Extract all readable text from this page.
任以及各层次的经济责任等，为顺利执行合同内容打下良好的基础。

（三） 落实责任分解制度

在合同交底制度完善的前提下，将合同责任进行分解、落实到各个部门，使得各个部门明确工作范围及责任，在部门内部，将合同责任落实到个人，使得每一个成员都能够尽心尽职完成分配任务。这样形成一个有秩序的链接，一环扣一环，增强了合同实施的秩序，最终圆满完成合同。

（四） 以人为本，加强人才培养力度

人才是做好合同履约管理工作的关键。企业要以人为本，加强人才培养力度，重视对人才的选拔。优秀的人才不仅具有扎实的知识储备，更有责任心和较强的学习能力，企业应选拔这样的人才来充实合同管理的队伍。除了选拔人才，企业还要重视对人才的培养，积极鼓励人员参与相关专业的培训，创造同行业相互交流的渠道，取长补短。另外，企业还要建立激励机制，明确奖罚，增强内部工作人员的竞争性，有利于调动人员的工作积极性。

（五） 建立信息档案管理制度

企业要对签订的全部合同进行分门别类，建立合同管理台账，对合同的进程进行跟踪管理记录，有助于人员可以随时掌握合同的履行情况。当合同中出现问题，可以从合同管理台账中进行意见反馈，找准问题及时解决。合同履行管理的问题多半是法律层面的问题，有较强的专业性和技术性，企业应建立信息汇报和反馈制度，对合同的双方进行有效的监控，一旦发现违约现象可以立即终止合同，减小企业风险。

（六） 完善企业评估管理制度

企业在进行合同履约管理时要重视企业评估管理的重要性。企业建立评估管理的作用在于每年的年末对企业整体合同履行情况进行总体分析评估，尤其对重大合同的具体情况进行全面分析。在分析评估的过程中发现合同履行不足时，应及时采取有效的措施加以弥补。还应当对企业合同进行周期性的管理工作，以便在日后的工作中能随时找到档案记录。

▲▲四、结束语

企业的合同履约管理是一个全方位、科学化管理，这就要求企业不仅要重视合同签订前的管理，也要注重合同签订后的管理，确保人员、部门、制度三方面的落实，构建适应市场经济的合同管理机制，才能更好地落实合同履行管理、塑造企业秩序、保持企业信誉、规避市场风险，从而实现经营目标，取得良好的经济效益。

━━━━━━━━━━

What to do:
Copy down the material exactly as written.

Expected answer:
Extract all readable text from this page.
任以及各层次的经济责任等，为顺利执行合同内容打下良好的基础。

（三） 落实责任分解制度

在合同交底制度完善的前提下，将合同责任进行分解、落实到各个部门，使得各个部门明确工作范围及责任，在部门内部，将合同责任落实到个人，使得每一个成员都能够尽心尽职完成分配任务。这样形成一个有秩序的链接，一环扣一环，增强了合同实施的秩序，最终圆满完成合同。

（四） 以人为本，加强人才培养力度

人才是做好合同履约管理工作的关键。企业要以人为本，加强人才培养力度，重视对人才的选拔。优秀的人才不仅具有扎实的知识储备，更有责任心和较强的学习能力，企业应选拔这样的人才来充实合同管理的队伍。除了选拔人才，企业还要重视对人才的培养，积极鼓励人员参与相关专业的培训，创造同行业相互交流的渠道，取长补短。另外，企业还要建立激励机制，明确奖罚，增强内部工作人员的竞争性，有利于调动人员的工作积极性。

（五） 建立信息档案管理制度

企业要对签订的全部合同进行分门别类，建立合同管理台账，对合同的进程进行跟踪管理记录，有助于人员可以随时掌握合同的履行情况。当合同中出现问题，可以从合同管理台账中进行意见反馈，找准问题及时解决。合同履行管理的问题多半是法律层面的问题，有较强的专业性和技术性，企业应建立信息汇报和反馈制度，对合同的双方进行有效的监控，一旦发现违约现象可以立即终止合同，减小企业风险。

（六） 完善企业评估管理制度

企业在进行合同履约管理时要重视企业评估管理的重要性。企业建立评估管理的作用在于每年的年末对企业整体合同履行情况进行总体分析评估，尤其对重大合同的具体情况进行全面分析。在分析评估的过程中发现合同履行不足时，应及时采取有效的措施加以弥补。还应当对企业合同进行周期性的管理工作，以便在日后的工作中能随时找到档案记录。

▲▲四、结束语

企业的合同履约管理是一个全方位、科学化管理，这就要求企业不仅要重视合同签订前的管理，也要注重合同签订后的管理，确保人员、部门、制度三方面的落实，构建适应市场经济的合同管理机制，才能更好地落实合同履行管理、塑造企业秩序、保持企业信誉、规避市场风险，从而实现经营目标，取得良好的经济效益。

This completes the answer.